Exercise details:
Reproduce each line that includes the word "SHIPPED".
=== Dataset entries ===
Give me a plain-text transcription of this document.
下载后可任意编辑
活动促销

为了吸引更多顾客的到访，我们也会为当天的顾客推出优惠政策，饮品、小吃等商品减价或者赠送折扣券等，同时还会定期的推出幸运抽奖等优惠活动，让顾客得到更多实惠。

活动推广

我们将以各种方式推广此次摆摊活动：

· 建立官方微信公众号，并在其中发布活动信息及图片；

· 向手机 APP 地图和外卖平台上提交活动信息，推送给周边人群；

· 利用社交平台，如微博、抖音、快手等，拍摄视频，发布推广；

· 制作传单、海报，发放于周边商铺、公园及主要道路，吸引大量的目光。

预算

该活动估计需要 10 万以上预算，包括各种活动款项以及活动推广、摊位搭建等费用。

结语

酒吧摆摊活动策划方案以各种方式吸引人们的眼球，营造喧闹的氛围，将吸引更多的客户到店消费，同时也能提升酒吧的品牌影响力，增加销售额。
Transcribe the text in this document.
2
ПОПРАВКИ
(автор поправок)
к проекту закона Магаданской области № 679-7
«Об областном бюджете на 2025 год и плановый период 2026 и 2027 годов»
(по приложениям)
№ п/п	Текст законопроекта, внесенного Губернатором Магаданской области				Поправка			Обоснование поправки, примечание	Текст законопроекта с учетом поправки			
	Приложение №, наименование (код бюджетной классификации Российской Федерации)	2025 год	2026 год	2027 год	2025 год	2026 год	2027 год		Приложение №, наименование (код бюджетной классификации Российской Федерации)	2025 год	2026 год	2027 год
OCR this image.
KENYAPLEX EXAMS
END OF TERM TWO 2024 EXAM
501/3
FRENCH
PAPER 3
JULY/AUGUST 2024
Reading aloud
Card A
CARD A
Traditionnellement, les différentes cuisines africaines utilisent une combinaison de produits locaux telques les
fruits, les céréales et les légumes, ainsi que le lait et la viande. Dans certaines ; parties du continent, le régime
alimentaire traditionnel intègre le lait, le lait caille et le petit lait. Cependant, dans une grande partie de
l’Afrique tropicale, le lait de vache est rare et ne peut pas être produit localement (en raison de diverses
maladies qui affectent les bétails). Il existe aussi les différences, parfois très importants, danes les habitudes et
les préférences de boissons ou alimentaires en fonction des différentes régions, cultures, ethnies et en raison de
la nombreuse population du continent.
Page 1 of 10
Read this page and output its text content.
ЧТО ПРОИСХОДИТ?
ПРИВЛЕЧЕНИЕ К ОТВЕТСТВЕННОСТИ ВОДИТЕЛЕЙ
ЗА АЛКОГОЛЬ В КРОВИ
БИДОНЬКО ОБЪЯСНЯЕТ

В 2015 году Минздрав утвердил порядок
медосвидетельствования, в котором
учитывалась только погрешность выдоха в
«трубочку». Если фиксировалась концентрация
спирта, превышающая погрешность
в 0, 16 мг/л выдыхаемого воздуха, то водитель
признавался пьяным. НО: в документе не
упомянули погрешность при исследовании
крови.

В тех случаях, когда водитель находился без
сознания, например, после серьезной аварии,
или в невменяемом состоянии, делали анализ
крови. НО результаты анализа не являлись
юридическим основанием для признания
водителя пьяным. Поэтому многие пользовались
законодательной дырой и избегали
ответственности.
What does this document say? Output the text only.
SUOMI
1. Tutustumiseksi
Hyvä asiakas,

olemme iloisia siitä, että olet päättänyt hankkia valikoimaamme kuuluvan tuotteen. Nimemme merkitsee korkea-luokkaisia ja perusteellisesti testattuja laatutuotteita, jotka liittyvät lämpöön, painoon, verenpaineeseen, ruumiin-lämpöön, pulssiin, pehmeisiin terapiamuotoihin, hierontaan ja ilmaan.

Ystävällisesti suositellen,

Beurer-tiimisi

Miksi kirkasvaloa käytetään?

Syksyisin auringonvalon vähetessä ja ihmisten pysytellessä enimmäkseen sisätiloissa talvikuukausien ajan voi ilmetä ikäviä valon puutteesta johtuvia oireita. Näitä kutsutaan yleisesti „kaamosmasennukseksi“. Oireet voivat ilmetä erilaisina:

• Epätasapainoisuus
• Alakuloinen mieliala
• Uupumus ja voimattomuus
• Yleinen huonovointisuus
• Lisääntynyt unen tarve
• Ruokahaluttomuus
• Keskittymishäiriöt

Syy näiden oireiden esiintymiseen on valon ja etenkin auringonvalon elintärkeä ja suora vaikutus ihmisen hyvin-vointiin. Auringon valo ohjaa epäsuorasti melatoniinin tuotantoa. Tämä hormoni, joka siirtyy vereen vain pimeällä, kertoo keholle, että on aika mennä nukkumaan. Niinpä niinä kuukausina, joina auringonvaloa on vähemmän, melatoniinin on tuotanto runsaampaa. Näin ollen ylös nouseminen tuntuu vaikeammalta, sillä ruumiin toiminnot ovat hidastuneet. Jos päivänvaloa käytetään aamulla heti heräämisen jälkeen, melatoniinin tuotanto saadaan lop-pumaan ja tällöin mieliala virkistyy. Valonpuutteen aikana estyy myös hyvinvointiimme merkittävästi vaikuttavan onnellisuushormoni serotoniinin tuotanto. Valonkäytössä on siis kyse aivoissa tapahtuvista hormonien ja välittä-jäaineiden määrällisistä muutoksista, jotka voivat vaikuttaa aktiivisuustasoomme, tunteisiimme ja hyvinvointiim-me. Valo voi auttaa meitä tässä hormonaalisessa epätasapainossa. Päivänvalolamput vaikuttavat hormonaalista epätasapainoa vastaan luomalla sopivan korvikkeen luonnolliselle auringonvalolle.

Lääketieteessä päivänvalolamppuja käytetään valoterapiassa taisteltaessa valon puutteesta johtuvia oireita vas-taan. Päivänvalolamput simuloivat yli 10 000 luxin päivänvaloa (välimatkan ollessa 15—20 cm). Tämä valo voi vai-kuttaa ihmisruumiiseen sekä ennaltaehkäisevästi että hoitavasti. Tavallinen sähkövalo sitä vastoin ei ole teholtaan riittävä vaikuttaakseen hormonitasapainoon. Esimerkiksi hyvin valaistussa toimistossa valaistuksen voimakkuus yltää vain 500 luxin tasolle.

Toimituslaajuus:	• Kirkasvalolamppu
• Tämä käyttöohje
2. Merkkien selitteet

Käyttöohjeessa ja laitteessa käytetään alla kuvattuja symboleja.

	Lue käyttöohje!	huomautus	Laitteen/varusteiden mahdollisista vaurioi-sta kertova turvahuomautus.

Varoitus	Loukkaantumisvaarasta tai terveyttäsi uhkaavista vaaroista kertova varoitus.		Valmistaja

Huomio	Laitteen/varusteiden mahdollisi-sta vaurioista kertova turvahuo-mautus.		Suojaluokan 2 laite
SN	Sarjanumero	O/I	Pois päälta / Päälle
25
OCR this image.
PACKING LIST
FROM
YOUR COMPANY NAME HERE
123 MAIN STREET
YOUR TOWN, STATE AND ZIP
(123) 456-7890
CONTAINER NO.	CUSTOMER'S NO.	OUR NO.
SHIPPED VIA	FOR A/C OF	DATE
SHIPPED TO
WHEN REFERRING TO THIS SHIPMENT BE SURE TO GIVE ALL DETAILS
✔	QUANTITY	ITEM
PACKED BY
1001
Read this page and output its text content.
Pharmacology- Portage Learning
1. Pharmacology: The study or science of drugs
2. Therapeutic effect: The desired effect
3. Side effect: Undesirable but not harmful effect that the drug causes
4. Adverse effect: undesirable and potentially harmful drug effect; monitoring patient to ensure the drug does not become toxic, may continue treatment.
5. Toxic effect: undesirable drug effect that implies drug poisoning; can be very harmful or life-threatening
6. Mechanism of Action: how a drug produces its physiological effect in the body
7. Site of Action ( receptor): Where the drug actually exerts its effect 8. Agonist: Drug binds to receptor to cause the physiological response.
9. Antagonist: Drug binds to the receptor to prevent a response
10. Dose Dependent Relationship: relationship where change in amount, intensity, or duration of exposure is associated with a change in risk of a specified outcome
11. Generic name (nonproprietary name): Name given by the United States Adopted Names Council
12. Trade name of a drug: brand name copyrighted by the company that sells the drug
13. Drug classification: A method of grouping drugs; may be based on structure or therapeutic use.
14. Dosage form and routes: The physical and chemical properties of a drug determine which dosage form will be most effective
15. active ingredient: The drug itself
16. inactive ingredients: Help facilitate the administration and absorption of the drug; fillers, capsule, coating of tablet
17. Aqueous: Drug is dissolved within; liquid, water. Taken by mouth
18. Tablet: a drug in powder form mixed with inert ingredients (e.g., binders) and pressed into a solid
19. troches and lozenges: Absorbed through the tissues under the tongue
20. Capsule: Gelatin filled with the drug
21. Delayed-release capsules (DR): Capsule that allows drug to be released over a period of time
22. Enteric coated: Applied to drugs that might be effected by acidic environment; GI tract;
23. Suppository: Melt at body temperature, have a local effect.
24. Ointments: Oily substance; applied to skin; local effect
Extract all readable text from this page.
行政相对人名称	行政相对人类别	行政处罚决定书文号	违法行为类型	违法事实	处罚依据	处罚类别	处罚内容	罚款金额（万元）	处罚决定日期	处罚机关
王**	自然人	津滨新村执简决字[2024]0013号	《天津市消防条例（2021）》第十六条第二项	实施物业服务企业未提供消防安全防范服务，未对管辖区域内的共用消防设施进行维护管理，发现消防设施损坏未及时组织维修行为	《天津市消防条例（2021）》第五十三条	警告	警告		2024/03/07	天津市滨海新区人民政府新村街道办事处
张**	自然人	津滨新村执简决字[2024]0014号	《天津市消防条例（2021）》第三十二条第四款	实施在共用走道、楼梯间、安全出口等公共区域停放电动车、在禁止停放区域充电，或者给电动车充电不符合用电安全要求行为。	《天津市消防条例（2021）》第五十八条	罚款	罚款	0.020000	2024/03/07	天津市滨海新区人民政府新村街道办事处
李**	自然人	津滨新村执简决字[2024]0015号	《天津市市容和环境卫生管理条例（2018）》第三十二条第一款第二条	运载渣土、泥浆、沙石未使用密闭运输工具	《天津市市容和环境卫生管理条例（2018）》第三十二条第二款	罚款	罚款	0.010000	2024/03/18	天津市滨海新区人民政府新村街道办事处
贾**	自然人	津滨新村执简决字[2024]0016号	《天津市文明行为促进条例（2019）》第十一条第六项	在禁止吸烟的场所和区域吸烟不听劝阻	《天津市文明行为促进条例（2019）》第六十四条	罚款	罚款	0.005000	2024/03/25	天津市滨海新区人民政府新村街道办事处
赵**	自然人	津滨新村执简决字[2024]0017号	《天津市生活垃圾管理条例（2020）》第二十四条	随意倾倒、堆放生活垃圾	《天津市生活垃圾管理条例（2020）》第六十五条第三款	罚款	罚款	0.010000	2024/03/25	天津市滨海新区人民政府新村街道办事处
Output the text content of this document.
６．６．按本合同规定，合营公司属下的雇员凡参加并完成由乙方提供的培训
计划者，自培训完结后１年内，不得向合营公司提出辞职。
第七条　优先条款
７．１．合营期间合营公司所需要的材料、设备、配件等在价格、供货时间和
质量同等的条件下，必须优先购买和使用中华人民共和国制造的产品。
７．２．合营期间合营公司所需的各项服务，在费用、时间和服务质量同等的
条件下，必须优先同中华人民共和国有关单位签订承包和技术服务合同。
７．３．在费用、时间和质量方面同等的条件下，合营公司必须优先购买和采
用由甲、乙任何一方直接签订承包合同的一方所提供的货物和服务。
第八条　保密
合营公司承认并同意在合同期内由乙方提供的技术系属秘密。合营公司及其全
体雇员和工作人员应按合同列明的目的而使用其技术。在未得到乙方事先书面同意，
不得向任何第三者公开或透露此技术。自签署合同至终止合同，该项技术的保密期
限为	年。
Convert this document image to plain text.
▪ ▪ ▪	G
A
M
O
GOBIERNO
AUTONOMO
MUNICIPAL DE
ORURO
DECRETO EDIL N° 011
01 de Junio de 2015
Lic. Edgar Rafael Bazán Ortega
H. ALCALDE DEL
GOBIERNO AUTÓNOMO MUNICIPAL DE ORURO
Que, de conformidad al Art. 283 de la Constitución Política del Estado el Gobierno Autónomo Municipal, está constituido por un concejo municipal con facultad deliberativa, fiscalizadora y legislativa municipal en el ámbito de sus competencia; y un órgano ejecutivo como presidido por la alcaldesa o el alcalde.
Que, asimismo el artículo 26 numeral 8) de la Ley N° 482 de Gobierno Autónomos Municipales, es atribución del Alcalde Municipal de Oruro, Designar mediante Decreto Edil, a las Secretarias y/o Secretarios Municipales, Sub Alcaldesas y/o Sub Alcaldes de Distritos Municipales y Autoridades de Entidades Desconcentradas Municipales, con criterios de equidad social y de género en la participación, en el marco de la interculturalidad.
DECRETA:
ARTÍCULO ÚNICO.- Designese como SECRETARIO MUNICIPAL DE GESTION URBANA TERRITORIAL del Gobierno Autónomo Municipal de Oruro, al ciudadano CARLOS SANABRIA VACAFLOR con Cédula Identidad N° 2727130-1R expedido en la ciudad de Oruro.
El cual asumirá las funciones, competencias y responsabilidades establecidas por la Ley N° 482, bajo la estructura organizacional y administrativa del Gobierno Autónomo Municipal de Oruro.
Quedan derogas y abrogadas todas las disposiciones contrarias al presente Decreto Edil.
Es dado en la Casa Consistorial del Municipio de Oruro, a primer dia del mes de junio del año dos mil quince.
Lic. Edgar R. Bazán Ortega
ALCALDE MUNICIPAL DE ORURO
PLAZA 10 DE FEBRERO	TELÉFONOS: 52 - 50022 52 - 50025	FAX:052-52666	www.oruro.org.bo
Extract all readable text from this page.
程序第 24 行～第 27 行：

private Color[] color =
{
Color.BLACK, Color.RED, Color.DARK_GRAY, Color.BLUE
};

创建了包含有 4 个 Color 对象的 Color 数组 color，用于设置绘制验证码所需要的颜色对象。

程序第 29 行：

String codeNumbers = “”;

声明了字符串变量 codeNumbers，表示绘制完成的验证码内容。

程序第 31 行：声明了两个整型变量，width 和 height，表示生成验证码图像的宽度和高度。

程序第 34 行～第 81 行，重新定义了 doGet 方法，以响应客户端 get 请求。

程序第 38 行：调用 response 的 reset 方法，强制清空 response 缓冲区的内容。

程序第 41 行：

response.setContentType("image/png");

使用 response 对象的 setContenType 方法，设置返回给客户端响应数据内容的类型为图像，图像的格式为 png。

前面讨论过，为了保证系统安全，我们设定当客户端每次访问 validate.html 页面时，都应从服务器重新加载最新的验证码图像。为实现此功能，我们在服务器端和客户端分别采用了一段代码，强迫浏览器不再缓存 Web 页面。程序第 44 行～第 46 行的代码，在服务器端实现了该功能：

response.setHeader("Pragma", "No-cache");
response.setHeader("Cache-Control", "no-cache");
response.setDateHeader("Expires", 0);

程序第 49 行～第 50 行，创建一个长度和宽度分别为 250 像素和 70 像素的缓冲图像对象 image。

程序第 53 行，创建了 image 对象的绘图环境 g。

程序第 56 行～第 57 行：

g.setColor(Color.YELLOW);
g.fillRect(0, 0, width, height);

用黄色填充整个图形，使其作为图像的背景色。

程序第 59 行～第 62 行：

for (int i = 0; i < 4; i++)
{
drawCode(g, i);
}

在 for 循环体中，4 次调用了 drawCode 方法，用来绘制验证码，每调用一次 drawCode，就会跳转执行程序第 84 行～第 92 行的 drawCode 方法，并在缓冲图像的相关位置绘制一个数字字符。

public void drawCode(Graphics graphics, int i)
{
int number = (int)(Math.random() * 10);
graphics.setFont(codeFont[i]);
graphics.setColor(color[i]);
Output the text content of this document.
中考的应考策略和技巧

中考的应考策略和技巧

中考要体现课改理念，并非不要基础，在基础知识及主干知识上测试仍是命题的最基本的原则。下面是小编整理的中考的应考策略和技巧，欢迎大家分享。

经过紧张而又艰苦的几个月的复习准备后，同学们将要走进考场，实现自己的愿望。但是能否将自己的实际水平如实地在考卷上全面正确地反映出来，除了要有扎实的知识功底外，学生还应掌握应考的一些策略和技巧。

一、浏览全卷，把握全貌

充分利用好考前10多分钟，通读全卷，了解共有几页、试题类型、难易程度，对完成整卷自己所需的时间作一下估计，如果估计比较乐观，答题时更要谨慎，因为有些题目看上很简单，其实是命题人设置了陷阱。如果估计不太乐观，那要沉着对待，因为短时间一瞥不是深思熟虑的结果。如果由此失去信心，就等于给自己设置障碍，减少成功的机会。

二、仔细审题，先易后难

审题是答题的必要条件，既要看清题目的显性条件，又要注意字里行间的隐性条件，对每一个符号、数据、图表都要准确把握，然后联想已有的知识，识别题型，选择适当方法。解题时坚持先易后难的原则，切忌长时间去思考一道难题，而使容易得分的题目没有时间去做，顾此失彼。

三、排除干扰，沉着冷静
===
Output for this task:
SHIPPED VIA	FOR A/C OF	DATE
SHIPPED TO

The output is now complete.